Há, neste filme, uma intenção de nos levar a refletir sobre o compromisso com o outro e com a sociedade, e sobre as consequências no desvio das normas impostas pela Lei.

Vem então Táxi Driver (Taxi Driver, 1976)! Robert De Niro aparece novamente, agora como o taxista Travis, papel que desempenha com magnitude. Embora com 4 indicações ao Oscar (Melhor Filme, Melhor Ator para Robert De Niro, Melhor Atriz Coadjuvante para Jodie Foster, e Melhor Trilha Sonora para Berar Herrmann), este filme levou apenas a Palma de Ouro no Festival de Cannes, e as premiações acima citadas no BAFTA Awards (espécie de prévia europeia ao Oscar).

Ao volante de seu táxi (emprego que arruma para combater a insônia que o atormenta), Travis (De Niro) rasga as madrugadas de Nova Iorque, ruminando suas críticas latejantes à violência e ausência de moralidade.

No início, Scorsese nos traz uma ilusória impressão de que Travis é apenas um alienado (ainda que atormentado) vivendo à margem da escória citadina, como se apenas a observasse, num sobrevoo.

Mas o profundo observador e contestador Scorsese não se contentaria com a superficialidade do seu protagonista (embora já tenha anunciado a dinâmica do mesmo, na cena em que a câmera transita entre o olhar de Travis e o comprimido efervescente que se dissolve num copo com água) e alimenta, de forma exponencialmente crescente, a frustração e os delírios que se contorcem na monotonia da sua vida.

• **Instruções da tarefa**
Reproduza integralmente o texto para leitura, mantendo cada palavra e cada sinal de pontuação.

• **Extrato de dados**

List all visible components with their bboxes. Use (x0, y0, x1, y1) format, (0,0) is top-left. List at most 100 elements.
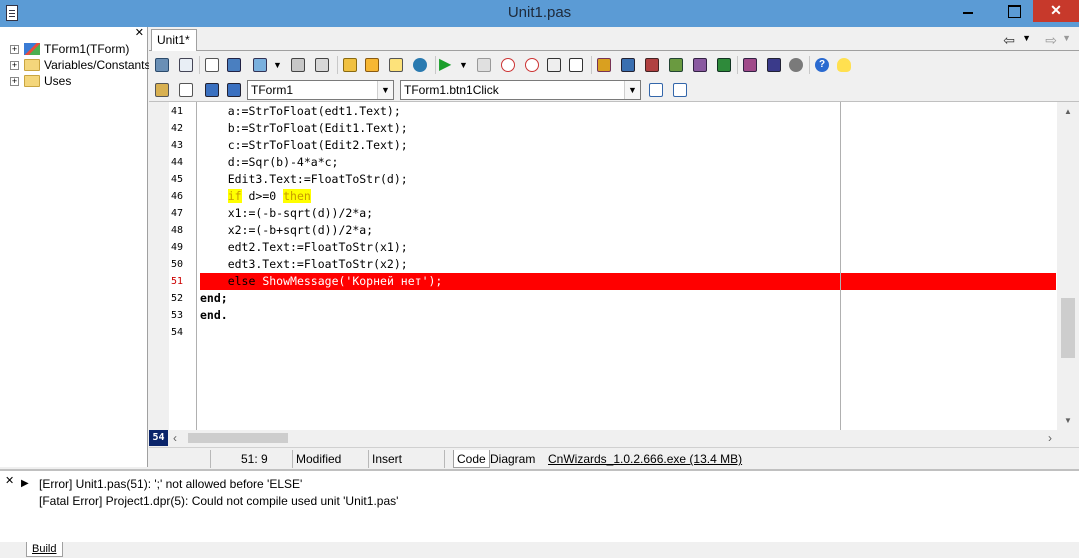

• **Resultado**
Há, neste filme, uma intenção de nos levar a refletir sobre o compromisso com o outro e com a sociedade, e sobre as consequências no desvio das normas impostas pela Lei.

Vem então Táxi Driver (Taxi Driver, 1976)! Robert De Niro aparece novamente, agora como o taxista Travis, papel que desempenha com magnitude. Embora com 4 indicações ao Oscar (Melhor Filme, Melhor Ator para Robert De Niro, Melhor Atriz Coadjuvante para Jodie Foster, e Melhor Trilha Sonora para Berar Herrmann), este filme levou apenas a Palma de Ouro no Festival de Cannes, e as premiações acima citadas no BAFTA Awards (espécie de prévia europeia ao Oscar).

Ao volante de seu táxi (emprego que arruma para combater a insônia que o atormenta), Travis (De Niro) rasga as madrugadas de Nova Iorque, ruminando suas críticas latejantes à violência e ausência de moralidade.

No início, Scorsese nos traz uma ilusória impressão de que Travis é apenas um alienado (ainda que atormentado) vivendo à margem da escória citadina, como se apenas a observasse, num sobrevoo.

Mas o profundo observador e contestador Scorsese não se contentaria com a superficialidade do seu protagonista (embora já tenha anunciado a dinâmica do mesmo, na cena em que a câmera transita entre o olhar de Travis e o comprimido efervescente que se dissolve num copo com água) e alimenta, de forma exponencialmente crescente, a frustração e os delírios que se contorcem na monotonia da sua vida.